** Task to complete **
Repeat the listing that follows, character for character, minus the pictures.

--- Input records ---

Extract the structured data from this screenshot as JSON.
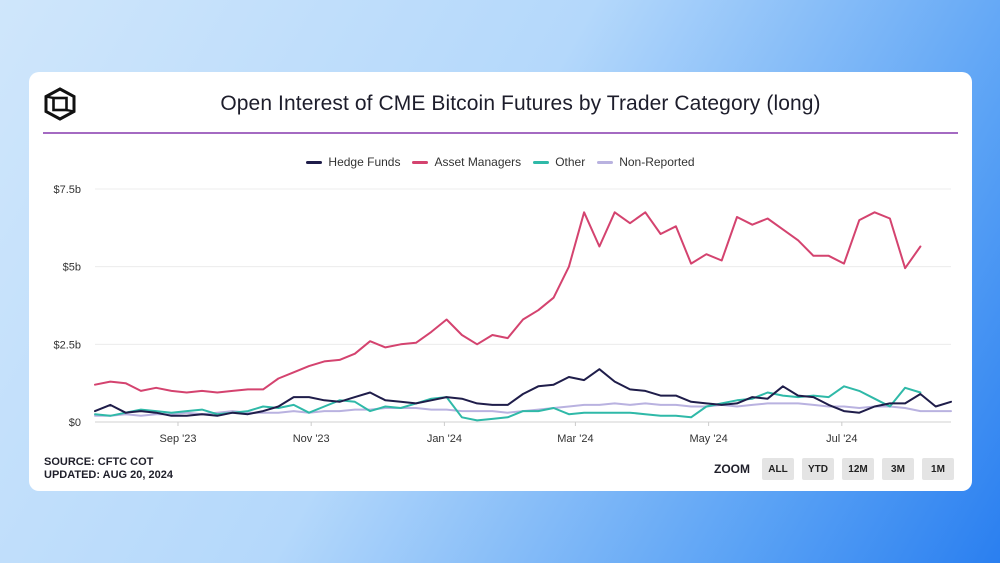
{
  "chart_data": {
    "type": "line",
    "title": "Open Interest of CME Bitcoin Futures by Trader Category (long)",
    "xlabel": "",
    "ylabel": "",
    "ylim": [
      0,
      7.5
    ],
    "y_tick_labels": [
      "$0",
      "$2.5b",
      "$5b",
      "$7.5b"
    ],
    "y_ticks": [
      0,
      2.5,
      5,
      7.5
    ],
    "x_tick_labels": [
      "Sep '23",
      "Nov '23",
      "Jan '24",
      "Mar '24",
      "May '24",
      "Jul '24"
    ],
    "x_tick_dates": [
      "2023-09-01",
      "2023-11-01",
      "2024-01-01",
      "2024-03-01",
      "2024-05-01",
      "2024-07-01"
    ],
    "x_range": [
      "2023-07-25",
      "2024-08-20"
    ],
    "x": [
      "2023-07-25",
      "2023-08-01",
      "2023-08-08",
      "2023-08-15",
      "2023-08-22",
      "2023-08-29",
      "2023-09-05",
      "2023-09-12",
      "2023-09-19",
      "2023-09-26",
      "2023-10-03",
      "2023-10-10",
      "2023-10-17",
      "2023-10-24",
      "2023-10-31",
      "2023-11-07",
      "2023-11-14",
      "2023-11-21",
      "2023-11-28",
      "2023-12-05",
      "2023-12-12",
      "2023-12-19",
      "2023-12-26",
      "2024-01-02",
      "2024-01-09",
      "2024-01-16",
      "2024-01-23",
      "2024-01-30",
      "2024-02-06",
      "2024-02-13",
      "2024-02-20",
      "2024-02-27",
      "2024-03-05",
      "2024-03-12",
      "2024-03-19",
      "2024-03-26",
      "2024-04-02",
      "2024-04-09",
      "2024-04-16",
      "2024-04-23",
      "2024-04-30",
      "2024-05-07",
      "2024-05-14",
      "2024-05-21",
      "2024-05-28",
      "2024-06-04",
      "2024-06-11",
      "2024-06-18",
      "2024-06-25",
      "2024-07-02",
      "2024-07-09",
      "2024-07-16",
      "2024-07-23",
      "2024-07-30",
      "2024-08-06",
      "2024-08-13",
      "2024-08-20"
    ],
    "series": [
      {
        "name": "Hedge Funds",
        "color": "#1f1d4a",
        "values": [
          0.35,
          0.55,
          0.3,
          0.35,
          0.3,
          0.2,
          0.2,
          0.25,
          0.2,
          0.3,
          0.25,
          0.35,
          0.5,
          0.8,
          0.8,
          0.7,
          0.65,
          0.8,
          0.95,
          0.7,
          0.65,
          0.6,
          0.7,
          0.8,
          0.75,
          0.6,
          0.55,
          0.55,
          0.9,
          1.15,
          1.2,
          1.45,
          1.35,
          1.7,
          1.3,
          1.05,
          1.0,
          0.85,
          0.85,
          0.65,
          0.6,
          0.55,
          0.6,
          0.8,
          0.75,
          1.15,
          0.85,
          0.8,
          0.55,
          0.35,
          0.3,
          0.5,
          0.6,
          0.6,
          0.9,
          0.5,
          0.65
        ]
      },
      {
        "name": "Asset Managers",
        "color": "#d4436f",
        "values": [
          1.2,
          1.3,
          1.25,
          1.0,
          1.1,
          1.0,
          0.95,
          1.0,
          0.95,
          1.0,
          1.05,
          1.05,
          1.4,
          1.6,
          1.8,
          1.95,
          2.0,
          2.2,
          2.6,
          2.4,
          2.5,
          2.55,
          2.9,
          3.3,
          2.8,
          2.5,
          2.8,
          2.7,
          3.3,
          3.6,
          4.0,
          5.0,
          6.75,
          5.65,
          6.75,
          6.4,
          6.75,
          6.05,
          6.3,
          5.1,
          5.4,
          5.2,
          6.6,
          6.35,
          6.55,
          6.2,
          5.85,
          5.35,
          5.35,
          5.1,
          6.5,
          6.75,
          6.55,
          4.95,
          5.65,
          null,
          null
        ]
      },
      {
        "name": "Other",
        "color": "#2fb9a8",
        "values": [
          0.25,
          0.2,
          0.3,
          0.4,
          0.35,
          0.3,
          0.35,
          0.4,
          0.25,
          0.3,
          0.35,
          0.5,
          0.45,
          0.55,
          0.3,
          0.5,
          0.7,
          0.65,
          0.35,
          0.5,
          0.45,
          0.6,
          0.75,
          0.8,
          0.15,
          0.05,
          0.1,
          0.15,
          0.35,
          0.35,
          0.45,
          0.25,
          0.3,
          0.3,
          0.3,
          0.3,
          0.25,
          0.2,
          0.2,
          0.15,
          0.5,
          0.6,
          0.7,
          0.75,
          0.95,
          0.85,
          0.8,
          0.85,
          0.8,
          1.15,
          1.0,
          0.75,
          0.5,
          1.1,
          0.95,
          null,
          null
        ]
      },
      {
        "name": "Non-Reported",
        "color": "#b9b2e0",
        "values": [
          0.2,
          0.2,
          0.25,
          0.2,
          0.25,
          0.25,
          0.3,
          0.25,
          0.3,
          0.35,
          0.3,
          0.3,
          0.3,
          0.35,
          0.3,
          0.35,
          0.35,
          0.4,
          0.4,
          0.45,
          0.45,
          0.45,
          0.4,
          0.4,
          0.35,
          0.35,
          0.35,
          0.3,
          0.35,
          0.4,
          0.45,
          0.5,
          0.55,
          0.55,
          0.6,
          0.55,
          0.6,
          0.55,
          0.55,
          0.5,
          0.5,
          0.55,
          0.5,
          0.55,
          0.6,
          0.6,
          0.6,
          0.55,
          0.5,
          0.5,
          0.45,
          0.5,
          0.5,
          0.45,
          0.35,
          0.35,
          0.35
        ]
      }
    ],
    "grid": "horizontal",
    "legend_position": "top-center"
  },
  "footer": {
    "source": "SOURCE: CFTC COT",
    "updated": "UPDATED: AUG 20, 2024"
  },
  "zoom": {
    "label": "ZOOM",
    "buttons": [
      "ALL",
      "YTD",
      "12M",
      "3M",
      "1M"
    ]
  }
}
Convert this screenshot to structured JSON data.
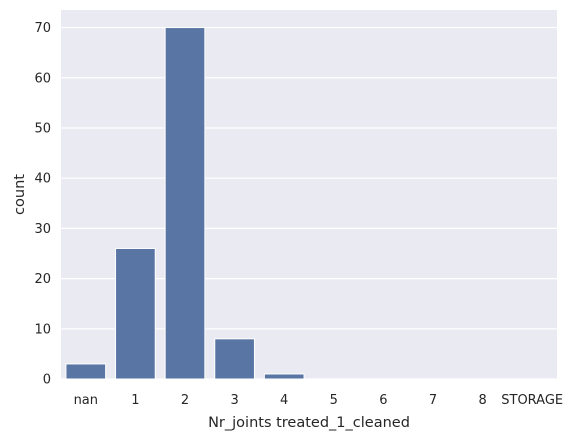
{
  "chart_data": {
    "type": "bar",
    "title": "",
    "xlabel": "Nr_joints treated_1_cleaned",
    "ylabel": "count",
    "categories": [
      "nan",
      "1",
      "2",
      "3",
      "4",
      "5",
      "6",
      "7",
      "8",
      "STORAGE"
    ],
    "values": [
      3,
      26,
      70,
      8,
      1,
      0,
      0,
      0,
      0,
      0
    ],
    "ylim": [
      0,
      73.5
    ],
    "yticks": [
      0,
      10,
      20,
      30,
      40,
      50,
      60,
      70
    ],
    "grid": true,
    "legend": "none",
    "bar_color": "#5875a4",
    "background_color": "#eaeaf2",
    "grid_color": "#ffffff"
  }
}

---

** Answer for this exercise **
Extract the structured data from this screenshot as JSON.
{
  "chart_data": {
    "type": "line",
    "title": "Open Interest of CME Bitcoin Futures by Trader Category (long)",
    "xlabel": "",
    "ylabel": "",
    "ylim": [
      0,
      7.5
    ],
    "y_tick_labels": [
      "$0",
      "$2.5b",
      "$5b",
      "$7.5b"
    ],
    "y_ticks": [
      0,
      2.5,
      5,
      7.5
    ],
    "x_tick_labels": [
      "Sep '23",
      "Nov '23",
      "Jan '24",
      "Mar '24",
      "May '24",
      "Jul '24"
    ],
    "x_tick_dates": [
      "2023-09-01",
      "2023-11-01",
      "2024-01-01",
      "2024-03-01",
      "2024-05-01",
      "2024-07-01"
    ],
    "x_range": [
      "2023-07-25",
      "2024-08-20"
    ],
    "x": [
      "2023-07-25",
      "2023-08-01",
      "2023-08-08",
      "2023-08-15",
      "2023-08-22",
      "2023-08-29",
      "2023-09-05",
      "2023-09-12",
      "2023-09-19",
      "2023-09-26",
      "2023-10-03",
      "2023-10-10",
      "2023-10-17",
      "2023-10-24",
      "2023-10-31",
      "2023-11-07",
      "2023-11-14",
      "2023-11-21",
      "2023-11-28",
      "2023-12-05",
      "2023-12-12",
      "2023-12-19",
      "2023-12-26",
      "2024-01-02",
      "2024-01-09",
      "2024-01-16",
      "2024-01-23",
      "2024-01-30",
      "2024-02-06",
      "2024-02-13",
      "2024-02-20",
      "2024-02-27",
      "2024-03-05",
      "2024-03-12",
      "2024-03-19",
      "2024-03-26",
      "2024-04-02",
      "2024-04-09",
      "2024-04-16",
      "2024-04-23",
      "2024-04-30",
      "2024-05-07",
      "2024-05-14",
      "2024-05-21",
      "2024-05-28",
      "2024-06-04",
      "2024-06-11",
      "2024-06-18",
      "2024-06-25",
      "2024-07-02",
      "2024-07-09",
      "2024-07-16",
      "2024-07-23",
      "2024-07-30",
      "2024-08-06",
      "2024-08-13",
      "2024-08-20"
    ],
    "series": [
      {
        "name": "Hedge Funds",
        "color": "#1f1d4a",
        "values": [
          0.35,
          0.55,
          0.3,
          0.35,
          0.3,
          0.2,
          0.2,
          0.25,
          0.2,
          0.3,
          0.25,
          0.35,
          0.5,
          0.8,
          0.8,
          0.7,
          0.65,
          0.8,
          0.95,
          0.7,
          0.65,
          0.6,
          0.7,
          0.8,
          0.75,
          0.6,
          0.55,
          0.55,
          0.9,
          1.15,
          1.2,
          1.45,
          1.35,
          1.7,
          1.3,
          1.05,
          1.0,
          0.85,
          0.85,
          0.65,
          0.6,
          0.55,
          0.6,
          0.8,
          0.75,
          1.15,
          0.85,
          0.8,
          0.55,
          0.35,
          0.3,
          0.5,
          0.6,
          0.6,
          0.9,
          0.5,
          0.65
        ]
      },
      {
        "name": "Asset Managers",
        "color": "#d4436f",
        "values": [
          1.2,
          1.3,
          1.25,
          1.0,
          1.1,
          1.0,
          0.95,
          1.0,
          0.95,
          1.0,
          1.05,
          1.05,
          1.4,
          1.6,
          1.8,
          1.95,
          2.0,
          2.2,
          2.6,
          2.4,
          2.5,
          2.55,
          2.9,
          3.3,
          2.8,
          2.5,
          2.8,
          2.7,
          3.3,
          3.6,
          4.0,
          5.0,
          6.75,
          5.65,
          6.75,
          6.4,
          6.75,
          6.05,
          6.3,
          5.1,
          5.4,
          5.2,
          6.6,
          6.35,
          6.55,
          6.2,
          5.85,
          5.35,
          5.35,
          5.1,
          6.5,
          6.75,
          6.55,
          4.95,
          5.65,
          null,
          null
        ]
      },
      {
        "name": "Other",
        "color": "#2fb9a8",
        "values": [
          0.25,
          0.2,
          0.3,
          0.4,
          0.35,
          0.3,
          0.35,
          0.4,
          0.25,
          0.3,
          0.35,
          0.5,
          0.45,
          0.55,
          0.3,
          0.5,
          0.7,
          0.65,
          0.35,
          0.5,
          0.45,
          0.6,
          0.75,
          0.8,
          0.15,
          0.05,
          0.1,
          0.15,
          0.35,
          0.35,
          0.45,
          0.25,
          0.3,
          0.3,
          0.3,
          0.3,
          0.25,
          0.2,
          0.2,
          0.15,
          0.5,
          0.6,
          0.7,
          0.75,
          0.95,
          0.85,
          0.8,
          0.85,
          0.8,
          1.15,
          1.0,
          0.75,
          0.5,
          1.1,
          0.95,
          null,
          null
        ]
      },
      {
        "name": "Non-Reported",
        "color": "#b9b2e0",
        "values": [
          0.2,
          0.2,
          0.25,
          0.2,
          0.25,
          0.25,
          0.3,
          0.25,
          0.3,
          0.35,
          0.3,
          0.3,
          0.3,
          0.35,
          0.3,
          0.35,
          0.35,
          0.4,
          0.4,
          0.45,
          0.45,
          0.45,
          0.4,
          0.4,
          0.35,
          0.35,
          0.35,
          0.3,
          0.35,
          0.4,
          0.45,
          0.5,
          0.55,
          0.55,
          0.6,
          0.55,
          0.6,
          0.55,
          0.55,
          0.5,
          0.5,
          0.55,
          0.5,
          0.55,
          0.6,
          0.6,
          0.6,
          0.55,
          0.5,
          0.5,
          0.45,
          0.5,
          0.5,
          0.45,
          0.35,
          0.35,
          0.35
        ]
      }
    ],
    "grid": "horizontal",
    "legend_position": "top-center"
  },
  "footer": {
    "source": "SOURCE: CFTC COT",
    "updated": "UPDATED: AUG 20, 2024"
  },
  "zoom": {
    "label": "ZOOM",
    "buttons": [
      "ALL",
      "YTD",
      "12M",
      "3M",
      "1M"
    ]
  }
}
Convert this screenshot to structured JSON data.
{
  "chart_data": {
    "type": "bar",
    "title": "",
    "xlabel": "Nr_joints treated_1_cleaned",
    "ylabel": "count",
    "categories": [
      "nan",
      "1",
      "2",
      "3",
      "4",
      "5",
      "6",
      "7",
      "8",
      "STORAGE"
    ],
    "values": [
      3,
      26,
      70,
      8,
      1,
      0,
      0,
      0,
      0,
      0
    ],
    "ylim": [
      0,
      73.5
    ],
    "yticks": [
      0,
      10,
      20,
      30,
      40,
      50,
      60,
      70
    ],
    "grid": true,
    "legend": "none",
    "bar_color": "#5875a4",
    "background_color": "#eaeaf2",
    "grid_color": "#ffffff"
  }
}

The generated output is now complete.